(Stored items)
|---|

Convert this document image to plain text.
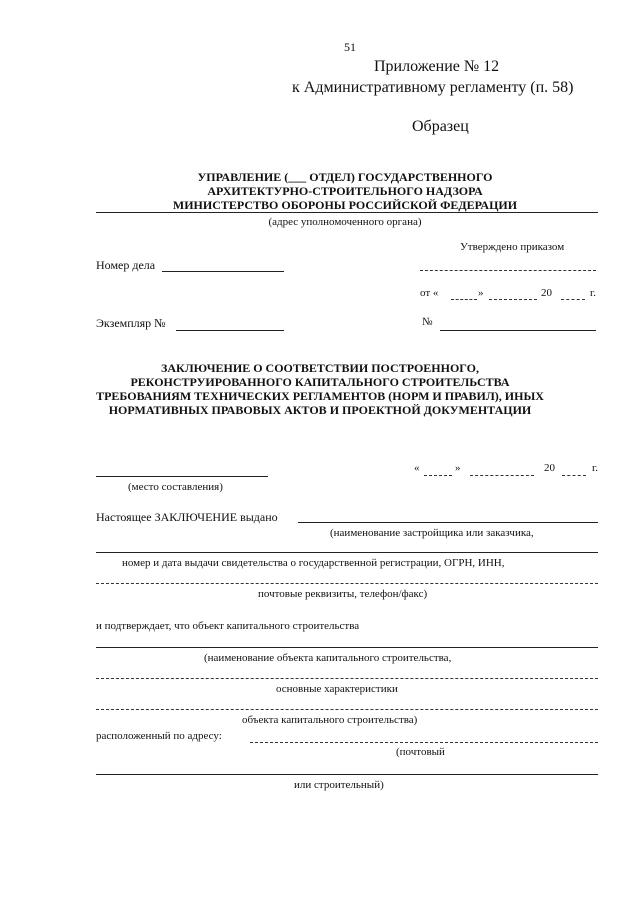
51
Приложение № 12
к Административному регламенту (п. 58)
Образец
УПРАВЛЕНИЕ (___ ОТДЕЛ) ГОСУДАРСТВЕННОГО
АРХИТЕКТУРНО-СТРОИТЕЛЬНОГО НАДЗОРА
МИНИСТЕРСТВО ОБОРОНЫ РОССИЙСКОЙ ФЕДЕРАЦИИ
(адрес уполномоченного органа)
Утверждено приказом
Номер дела
от «	»	20	г.
Экземпляр №	№
ЗАКЛЮЧЕНИЕ О СООТВЕТСТВИИ ПОСТРОЕННОГО,
РЕКОНСТРУИРОВАННОГО КАПИТАЛЬНОГО СТРОИТЕЛЬСТВА
ТРЕБОВАНИЯМ ТЕХНИЧЕСКИХ РЕГЛАМЕНТОВ (НОРМ И ПРАВИЛ), ИНЫХ
НОРМАТИВНЫХ ПРАВОВЫХ АКТОВ И ПРОЕКТНОЙ ДОКУМЕНТАЦИИ
«	»	20	г.
(место составления)
Настоящее ЗАКЛЮЧЕНИЕ выдано
(наименование застройщика или заказчика,
номер и дата выдачи свидетельства о государственной регистрации, ОГРН, ИНН,
почтовые реквизиты, телефон/факс)
и подтверждает, что объект капитального строительства
(наименование объекта капитального строительства,
основные характеристики
объекта капитального строительства)
расположенный по адресу:
(почтовый
или строительный)
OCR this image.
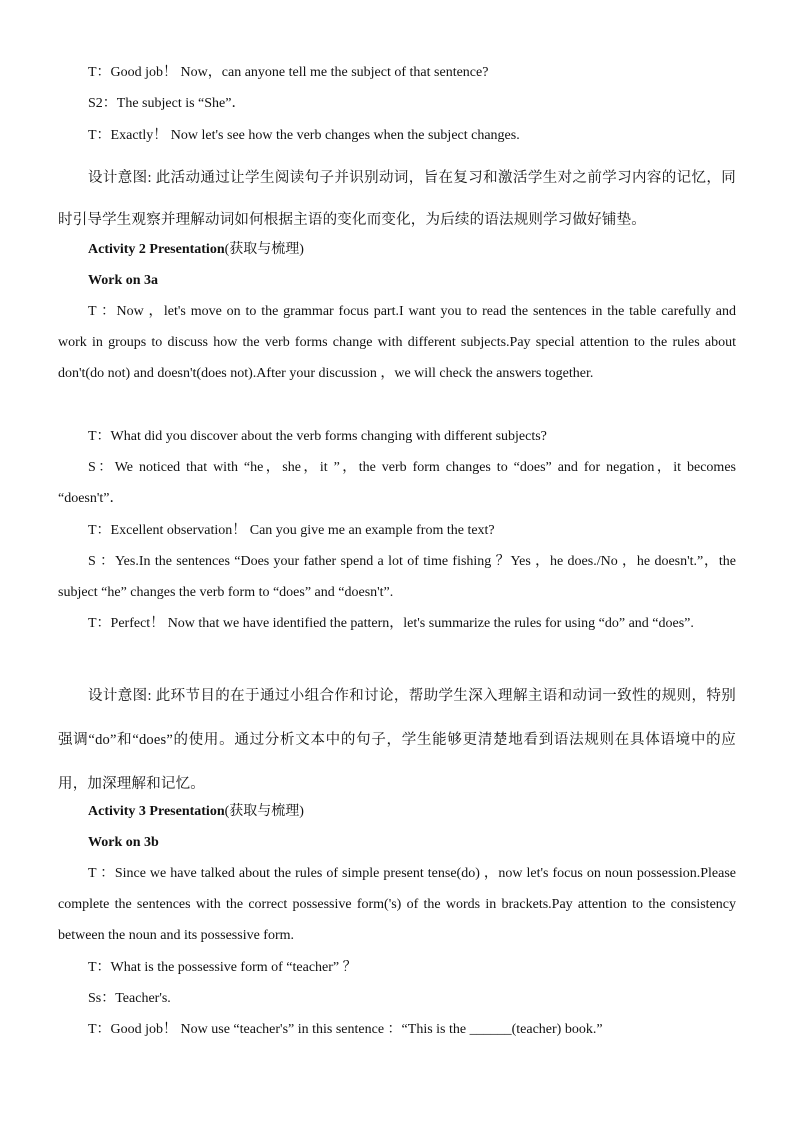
T：Good job！ Now，can anyone tell me the subject of that sentence?

S2：The subject is “She”．

T：Exactly！ Now let's see how the verb changes when the subject changes.

设计意图: 此活动通过让学生阅读句子并识别动词，旨在复习和激活学生对之前学习内容的记忆，同时引导学生观察并理解动词如何根据主语的变化而变化，为后续的语法规则学习做好铺垫。

Activity 2 Presentation(获取与梳理)

Work on 3a

T ：Now ，let's move on to the grammar focus part.I want you to read the sentences in the table carefully and work in groups to discuss how the verb forms change with different subjects.Pay special attention to the rules about don't(do not) and doesn't(does not).After your discussion ，we will check the answers together.

T：What did you discover about the verb forms changing with different subjects?

S：We noticed that with “he，she，it ”，the verb form changes to “does” and for negation，it becomes “doesn't”．

T：Excellent observation！ Can you give me an example from the text?

S ：Yes.In the sentences “Does your father spend a lot of time fishing ？Yes ，he does./No ，he doesn't.”，the subject “he” changes the verb form to “does” and “doesn't”.

T：Perfect！ Now that we have identified the pattern，let's summarize the rules for using “do” and “does”.

设计意图: 此环节目的在于通过小组合作和讨论，帮助学生深入理解主语和动词一致性的规则，特别强调“do”和“does”的使用。通过分析文本中的句子，学生能够更清楚地看到语法规则在具体语境中的应用，加深理解和记忆。

Activity 3 Presentation(获取与梳理)

Work on 3b

T ：Since we have talked about the rules of simple present tense(do) ，now let's focus on noun possession.Please complete the sentences with the correct possessive form('s) of the words in brackets.Pay attention to the consistency between the noun and its possessive form.

T：What is the possessive form of “teacher” ？

Ss：Teacher's.

T：Good job！ Now use “teacher's” in this sentence ：“This is the ______(teacher) book.”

|---|

EXERCISE OBJECTIVE: Reproduce each entry precisely, dropping only the pictures.

CORRECT RESULT:
Convert this document image to plain text.
51
Приложение № 12
к Административному регламенту (п. 58)
Образец
УПРАВЛЕНИЕ (___ ОТДЕЛ) ГОСУДАРСТВЕННОГО
АРХИТЕКТУРНО-СТРОИТЕЛЬНОГО НАДЗОРА
МИНИСТЕРСТВО ОБОРОНЫ РОССИЙСКОЙ ФЕДЕРАЦИИ
(адрес уполномоченного органа)
Утверждено приказом
Номер дела
от «	»	20	г.
Экземпляр №	№
ЗАКЛЮЧЕНИЕ О СООТВЕТСТВИИ ПОСТРОЕННОГО,
РЕКОНСТРУИРОВАННОГО КАПИТАЛЬНОГО СТРОИТЕЛЬСТВА
ТРЕБОВАНИЯМ ТЕХНИЧЕСКИХ РЕГЛАМЕНТОВ (НОРМ И ПРАВИЛ), ИНЫХ
НОРМАТИВНЫХ ПРАВОВЫХ АКТОВ И ПРОЕКТНОЙ ДОКУМЕНТАЦИИ
«	»	20	г.
(место составления)
Настоящее ЗАКЛЮЧЕНИЕ выдано
(наименование застройщика или заказчика,
номер и дата выдачи свидетельства о государственной регистрации, ОГРН, ИНН,
почтовые реквизиты, телефон/факс)
и подтверждает, что объект капитального строительства
(наименование объекта капитального строительства,
основные характеристики
объекта капитального строительства)
расположенный по адресу:
(почтовый
или строительный)
OCR this image.
T：Good job！ Now，can anyone tell me the subject of that sentence?

S2：The subject is “She”．

T：Exactly！ Now let's see how the verb changes when the subject changes.

设计意图: 此活动通过让学生阅读句子并识别动词，旨在复习和激活学生对之前学习内容的记忆，同时引导学生观察并理解动词如何根据主语的变化而变化，为后续的语法规则学习做好铺垫。

Activity 2 Presentation(获取与梳理)

Work on 3a

T ：Now ，let's move on to the grammar focus part.I want you to read the sentences in the table carefully and work in groups to discuss how the verb forms change with different subjects.Pay special attention to the rules about don't(do not) and doesn't(does not).After your discussion ，we will check the answers together.

T：What did you discover about the verb forms changing with different subjects?

S：We noticed that with “he，she，it ”，the verb form changes to “does” and for negation，it becomes “doesn't”．

T：Excellent observation！ Can you give me an example from the text?

S ：Yes.In the sentences “Does your father spend a lot of time fishing ？Yes ，he does./No ，he doesn't.”，the subject “he” changes the verb form to “does” and “doesn't”.

T：Perfect！ Now that we have identified the pattern，let's summarize the rules for using “do” and “does”.

设计意图: 此环节目的在于通过小组合作和讨论，帮助学生深入理解主语和动词一致性的规则，特别强调“do”和“does”的使用。通过分析文本中的句子，学生能够更清楚地看到语法规则在具体语境中的应用，加深理解和记忆。

Activity 3 Presentation(获取与梳理)

Work on 3b

T ：Since we have talked about the rules of simple present tense(do) ，now let's focus on noun possession.Please complete the sentences with the correct possessive form('s) of the words in brackets.Pay attention to the consistency between the noun and its possessive form.

T：What is the possessive form of “teacher” ？

Ss：Teacher's.

T：Good job！ Now use “teacher's” in this sentence ：“This is the ______(teacher) book.”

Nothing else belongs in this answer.